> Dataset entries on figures
- - - -
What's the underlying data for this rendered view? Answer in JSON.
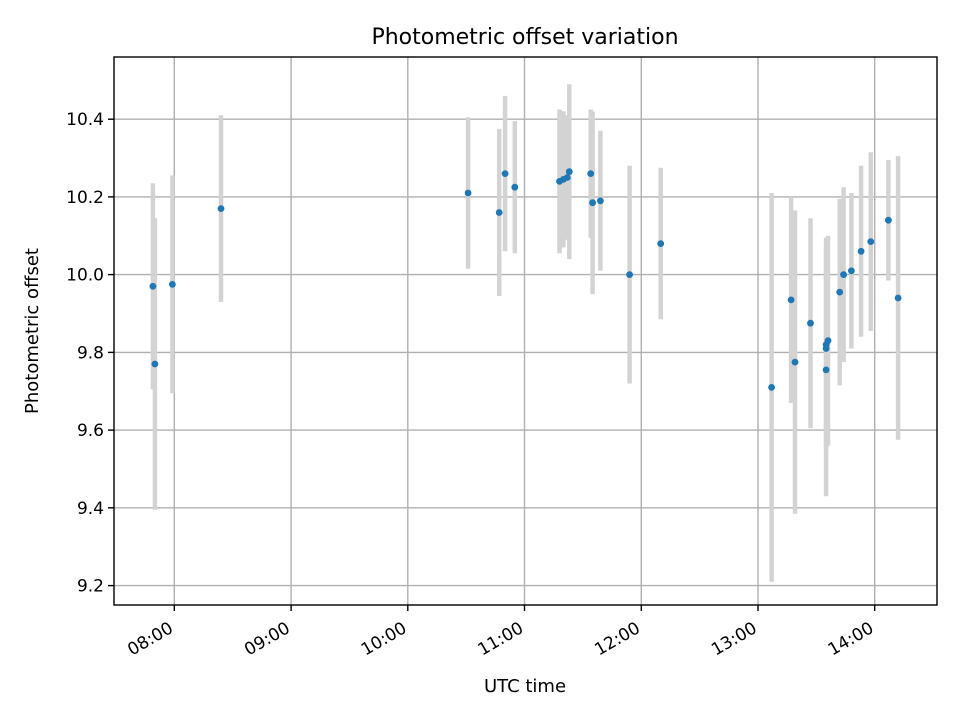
{
  "chart_data": {
    "type": "scatter",
    "title": "Photometric offset variation",
    "xlabel": "UTC time",
    "ylabel": "Photometric offset",
    "x_axis": "time",
    "xlim": [
      "07:29",
      "14:32"
    ],
    "ylim": [
      9.15,
      10.56
    ],
    "xticks": [
      "08:00",
      "09:00",
      "10:00",
      "11:00",
      "12:00",
      "13:00",
      "14:00"
    ],
    "yticks": [
      9.2,
      9.4,
      9.6,
      9.8,
      10.0,
      10.2,
      10.4
    ],
    "grid": true,
    "legend": "none",
    "colors": {
      "points": "#1f77b4",
      "errorbars": "#d3d3d3"
    },
    "series": [
      {
        "points": [
          {
            "x": "07:49",
            "y": 9.97,
            "err": 0.265
          },
          {
            "x": "07:50",
            "y": 9.77,
            "err": 0.375
          },
          {
            "x": "07:59",
            "y": 9.975,
            "err": 0.28
          },
          {
            "x": "08:24",
            "y": 10.17,
            "err": 0.24
          },
          {
            "x": "10:31",
            "y": 10.21,
            "err": 0.195
          },
          {
            "x": "10:47",
            "y": 10.16,
            "err": 0.215
          },
          {
            "x": "10:50",
            "y": 10.26,
            "err": 0.2
          },
          {
            "x": "10:55",
            "y": 10.225,
            "err": 0.17
          },
          {
            "x": "11:18",
            "y": 10.24,
            "err": 0.185
          },
          {
            "x": "11:20",
            "y": 10.245,
            "err": 0.175
          },
          {
            "x": "11:22",
            "y": 10.25,
            "err": 0.16
          },
          {
            "x": "11:23",
            "y": 10.265,
            "err": 0.225
          },
          {
            "x": "11:34",
            "y": 10.26,
            "err": 0.165
          },
          {
            "x": "11:35",
            "y": 10.185,
            "err": 0.235
          },
          {
            "x": "11:39",
            "y": 10.19,
            "err": 0.18
          },
          {
            "x": "11:54",
            "y": 10.0,
            "err": 0.28
          },
          {
            "x": "12:10",
            "y": 10.08,
            "err": 0.195
          },
          {
            "x": "13:07",
            "y": 9.71,
            "err": 0.5
          },
          {
            "x": "13:17",
            "y": 9.935,
            "err": 0.265
          },
          {
            "x": "13:19",
            "y": 9.775,
            "err": 0.39
          },
          {
            "x": "13:27",
            "y": 9.875,
            "err": 0.27
          },
          {
            "x": "13:35",
            "y": 9.755,
            "err": 0.325
          },
          {
            "x": "13:35",
            "y": 9.81,
            "err": 0.25
          },
          {
            "x": "13:35",
            "y": 9.82,
            "err": 0.275
          },
          {
            "x": "13:36",
            "y": 9.83,
            "err": 0.27
          },
          {
            "x": "13:42",
            "y": 9.955,
            "err": 0.24
          },
          {
            "x": "13:44",
            "y": 10.0,
            "err": 0.225
          },
          {
            "x": "13:48",
            "y": 10.01,
            "err": 0.2
          },
          {
            "x": "13:53",
            "y": 10.06,
            "err": 0.22
          },
          {
            "x": "13:58",
            "y": 10.085,
            "err": 0.23
          },
          {
            "x": "14:07",
            "y": 10.14,
            "err": 0.155
          },
          {
            "x": "14:12",
            "y": 9.94,
            "err": 0.365
          }
        ]
      }
    ]
  }
}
- - - -
> TASK
Pictures in the records must not appear in the copy; transcribe everything else precisely.

> THE SOLUTION
What's the underlying data for this rendered view? Answer in JSON.
{
  "chart_data": {
    "type": "scatter",
    "title": "Photometric offset variation",
    "xlabel": "UTC time",
    "ylabel": "Photometric offset",
    "x_axis": "time",
    "xlim": [
      "07:29",
      "14:32"
    ],
    "ylim": [
      9.15,
      10.56
    ],
    "xticks": [
      "08:00",
      "09:00",
      "10:00",
      "11:00",
      "12:00",
      "13:00",
      "14:00"
    ],
    "yticks": [
      9.2,
      9.4,
      9.6,
      9.8,
      10.0,
      10.2,
      10.4
    ],
    "grid": true,
    "legend": "none",
    "colors": {
      "points": "#1f77b4",
      "errorbars": "#d3d3d3"
    },
    "series": [
      {
        "points": [
          {
            "x": "07:49",
            "y": 9.97,
            "err": 0.265
          },
          {
            "x": "07:50",
            "y": 9.77,
            "err": 0.375
          },
          {
            "x": "07:59",
            "y": 9.975,
            "err": 0.28
          },
          {
            "x": "08:24",
            "y": 10.17,
            "err": 0.24
          },
          {
            "x": "10:31",
            "y": 10.21,
            "err": 0.195
          },
          {
            "x": "10:47",
            "y": 10.16,
            "err": 0.215
          },
          {
            "x": "10:50",
            "y": 10.26,
            "err": 0.2
          },
          {
            "x": "10:55",
            "y": 10.225,
            "err": 0.17
          },
          {
            "x": "11:18",
            "y": 10.24,
            "err": 0.185
          },
          {
            "x": "11:20",
            "y": 10.245,
            "err": 0.175
          },
          {
            "x": "11:22",
            "y": 10.25,
            "err": 0.16
          },
          {
            "x": "11:23",
            "y": 10.265,
            "err": 0.225
          },
          {
            "x": "11:34",
            "y": 10.26,
            "err": 0.165
          },
          {
            "x": "11:35",
            "y": 10.185,
            "err": 0.235
          },
          {
            "x": "11:39",
            "y": 10.19,
            "err": 0.18
          },
          {
            "x": "11:54",
            "y": 10.0,
            "err": 0.28
          },
          {
            "x": "12:10",
            "y": 10.08,
            "err": 0.195
          },
          {
            "x": "13:07",
            "y": 9.71,
            "err": 0.5
          },
          {
            "x": "13:17",
            "y": 9.935,
            "err": 0.265
          },
          {
            "x": "13:19",
            "y": 9.775,
            "err": 0.39
          },
          {
            "x": "13:27",
            "y": 9.875,
            "err": 0.27
          },
          {
            "x": "13:35",
            "y": 9.755,
            "err": 0.325
          },
          {
            "x": "13:35",
            "y": 9.81,
            "err": 0.25
          },
          {
            "x": "13:35",
            "y": 9.82,
            "err": 0.275
          },
          {
            "x": "13:36",
            "y": 9.83,
            "err": 0.27
          },
          {
            "x": "13:42",
            "y": 9.955,
            "err": 0.24
          },
          {
            "x": "13:44",
            "y": 10.0,
            "err": 0.225
          },
          {
            "x": "13:48",
            "y": 10.01,
            "err": 0.2
          },
          {
            "x": "13:53",
            "y": 10.06,
            "err": 0.22
          },
          {
            "x": "13:58",
            "y": 10.085,
            "err": 0.23
          },
          {
            "x": "14:07",
            "y": 10.14,
            "err": 0.155
          },
          {
            "x": "14:12",
            "y": 9.94,
            "err": 0.365
          }
        ]
      }
    ]
  }
}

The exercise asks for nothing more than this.